**Items**.
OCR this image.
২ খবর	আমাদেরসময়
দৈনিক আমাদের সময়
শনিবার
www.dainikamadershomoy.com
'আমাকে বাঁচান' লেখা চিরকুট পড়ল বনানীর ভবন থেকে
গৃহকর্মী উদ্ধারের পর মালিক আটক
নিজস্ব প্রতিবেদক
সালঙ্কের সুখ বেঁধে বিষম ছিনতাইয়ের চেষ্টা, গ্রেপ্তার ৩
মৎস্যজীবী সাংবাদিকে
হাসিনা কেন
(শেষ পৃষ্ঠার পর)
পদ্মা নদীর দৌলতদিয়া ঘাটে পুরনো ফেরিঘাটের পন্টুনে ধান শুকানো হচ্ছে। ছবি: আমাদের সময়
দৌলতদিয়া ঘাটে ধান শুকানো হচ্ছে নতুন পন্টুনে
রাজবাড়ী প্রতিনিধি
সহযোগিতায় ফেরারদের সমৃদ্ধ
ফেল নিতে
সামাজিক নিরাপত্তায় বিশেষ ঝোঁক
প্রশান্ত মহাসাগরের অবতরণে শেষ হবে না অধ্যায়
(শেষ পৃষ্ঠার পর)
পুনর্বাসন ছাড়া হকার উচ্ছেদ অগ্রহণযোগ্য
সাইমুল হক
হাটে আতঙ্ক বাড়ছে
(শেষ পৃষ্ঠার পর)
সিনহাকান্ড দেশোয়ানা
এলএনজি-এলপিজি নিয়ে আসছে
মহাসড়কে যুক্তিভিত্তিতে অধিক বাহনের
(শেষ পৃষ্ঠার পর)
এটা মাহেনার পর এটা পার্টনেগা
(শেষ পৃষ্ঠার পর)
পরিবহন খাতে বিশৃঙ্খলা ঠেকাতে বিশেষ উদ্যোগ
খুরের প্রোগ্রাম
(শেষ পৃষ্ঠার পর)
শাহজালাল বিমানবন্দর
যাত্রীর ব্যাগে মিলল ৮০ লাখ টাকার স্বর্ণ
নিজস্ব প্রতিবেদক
--
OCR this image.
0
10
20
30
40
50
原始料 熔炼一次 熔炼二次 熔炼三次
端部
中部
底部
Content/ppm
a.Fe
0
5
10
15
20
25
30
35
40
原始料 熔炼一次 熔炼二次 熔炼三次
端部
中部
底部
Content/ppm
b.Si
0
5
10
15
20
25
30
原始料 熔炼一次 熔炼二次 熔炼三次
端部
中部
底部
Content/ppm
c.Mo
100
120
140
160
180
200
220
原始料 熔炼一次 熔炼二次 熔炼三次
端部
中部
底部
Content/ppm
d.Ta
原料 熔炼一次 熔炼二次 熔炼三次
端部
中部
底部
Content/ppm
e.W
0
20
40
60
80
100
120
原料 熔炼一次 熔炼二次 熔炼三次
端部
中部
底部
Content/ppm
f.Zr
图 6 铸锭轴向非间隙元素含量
--
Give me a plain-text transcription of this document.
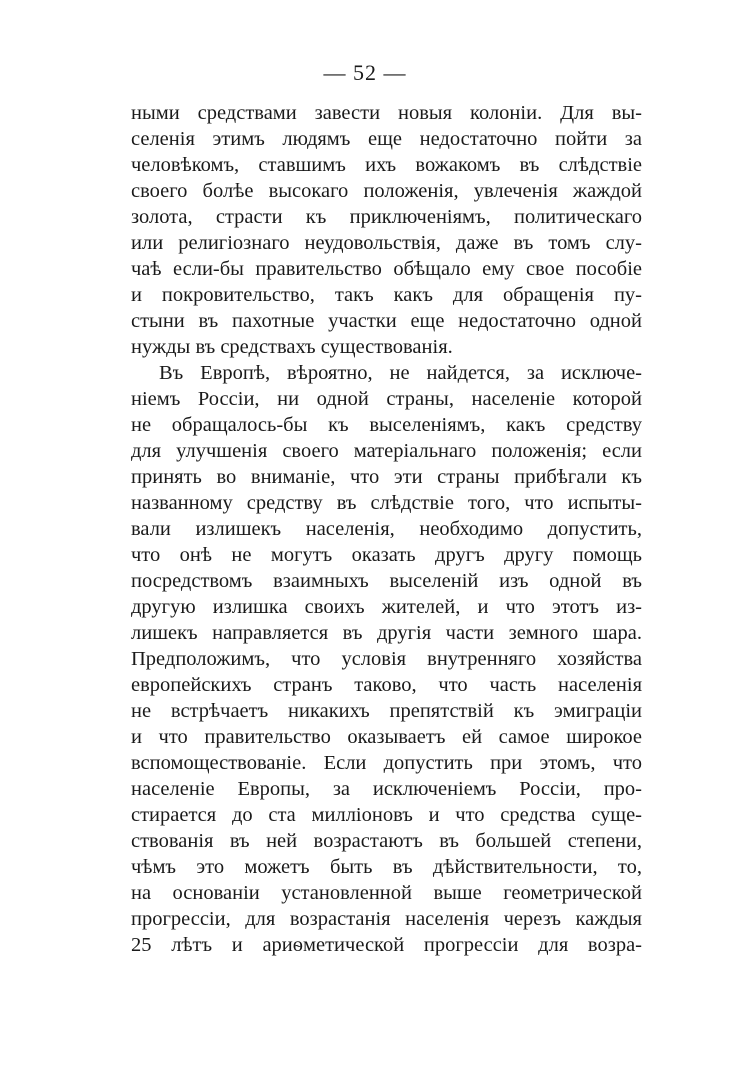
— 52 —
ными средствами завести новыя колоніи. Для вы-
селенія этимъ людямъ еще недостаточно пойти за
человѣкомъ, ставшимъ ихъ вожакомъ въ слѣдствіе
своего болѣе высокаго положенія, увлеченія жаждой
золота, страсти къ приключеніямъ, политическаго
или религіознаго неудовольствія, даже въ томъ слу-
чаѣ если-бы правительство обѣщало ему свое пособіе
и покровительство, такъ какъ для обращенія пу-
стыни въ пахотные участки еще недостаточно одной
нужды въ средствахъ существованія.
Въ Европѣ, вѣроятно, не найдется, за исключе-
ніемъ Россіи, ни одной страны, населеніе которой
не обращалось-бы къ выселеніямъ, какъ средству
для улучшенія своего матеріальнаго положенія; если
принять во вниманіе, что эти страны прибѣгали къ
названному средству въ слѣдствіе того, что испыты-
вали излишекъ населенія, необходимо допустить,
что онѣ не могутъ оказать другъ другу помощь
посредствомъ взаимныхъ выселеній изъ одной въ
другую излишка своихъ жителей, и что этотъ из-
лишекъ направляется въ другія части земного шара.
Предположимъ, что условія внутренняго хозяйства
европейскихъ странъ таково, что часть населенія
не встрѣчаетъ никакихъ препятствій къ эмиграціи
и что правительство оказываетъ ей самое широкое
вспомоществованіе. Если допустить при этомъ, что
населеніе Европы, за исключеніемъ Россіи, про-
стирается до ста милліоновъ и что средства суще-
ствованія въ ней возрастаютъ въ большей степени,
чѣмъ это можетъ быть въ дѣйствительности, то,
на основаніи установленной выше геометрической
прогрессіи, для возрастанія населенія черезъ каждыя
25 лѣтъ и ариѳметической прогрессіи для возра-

**Stated task**. Work out the number of lines above that include the string "какъ" and write only that number.

**Answer below**. 2